◆ Exercise prompt ◆
In the material below, count the lines with the word "Ανάκτηση" and state that number only.

◆ Task inputs ◆
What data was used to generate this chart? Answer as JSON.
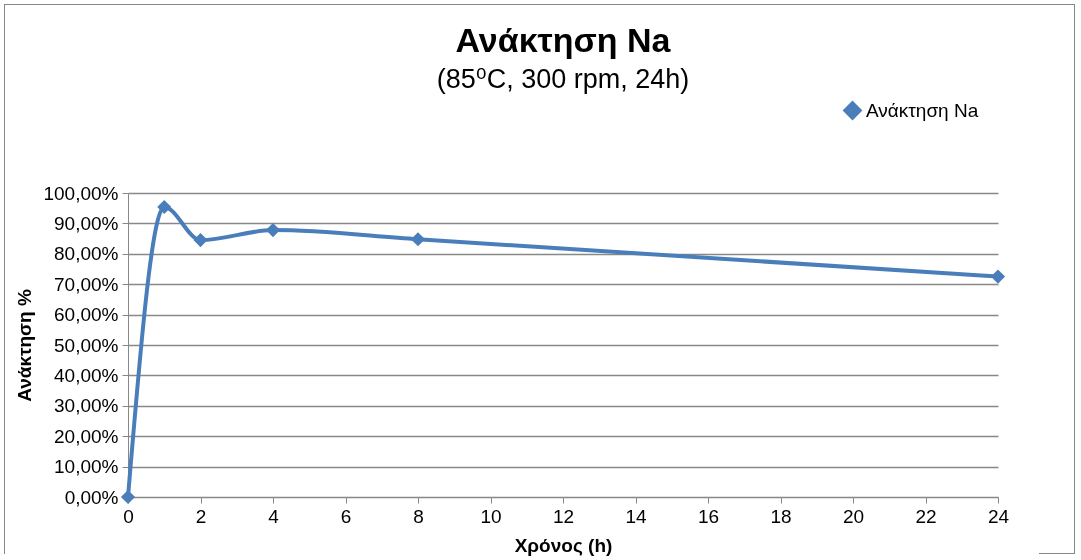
{
  "chart_data": {
    "type": "line",
    "title": "Ανάκτηση Na",
    "subtitle": "(85⁰C, 300 rpm, 24h)",
    "xlabel": "Χρόνος (h)",
    "ylabel": "Ανάκτηση %",
    "x": [
      0,
      1,
      2,
      4,
      8,
      24
    ],
    "series": [
      {
        "name": "Ανάκτηση Na",
        "color": "#4a7ebb",
        "values": [
          0,
          95.4,
          84.5,
          87.8,
          84.8,
          72.5
        ]
      }
    ],
    "xlim": [
      0,
      24
    ],
    "xticks": [
      0,
      2,
      4,
      6,
      8,
      10,
      12,
      14,
      16,
      18,
      20,
      22,
      24
    ],
    "ylim": [
      0,
      100
    ],
    "yticks": [
      {
        "value": 0,
        "label": "0,00%"
      },
      {
        "value": 10,
        "label": "10,00%"
      },
      {
        "value": 20,
        "label": "20,00%"
      },
      {
        "value": 30,
        "label": "30,00%"
      },
      {
        "value": 40,
        "label": "40,00%"
      },
      {
        "value": 50,
        "label": "50,00%"
      },
      {
        "value": 60,
        "label": "60,00%"
      },
      {
        "value": 70,
        "label": "70,00%"
      },
      {
        "value": 80,
        "label": "80,00%"
      },
      {
        "value": 90,
        "label": "90,00%"
      },
      {
        "value": 100,
        "label": "100,00%"
      }
    ],
    "grid": "y",
    "legend": "top right",
    "marker": "diamond",
    "line_style": "solid"
  }
}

◆ Output for this task ◆
3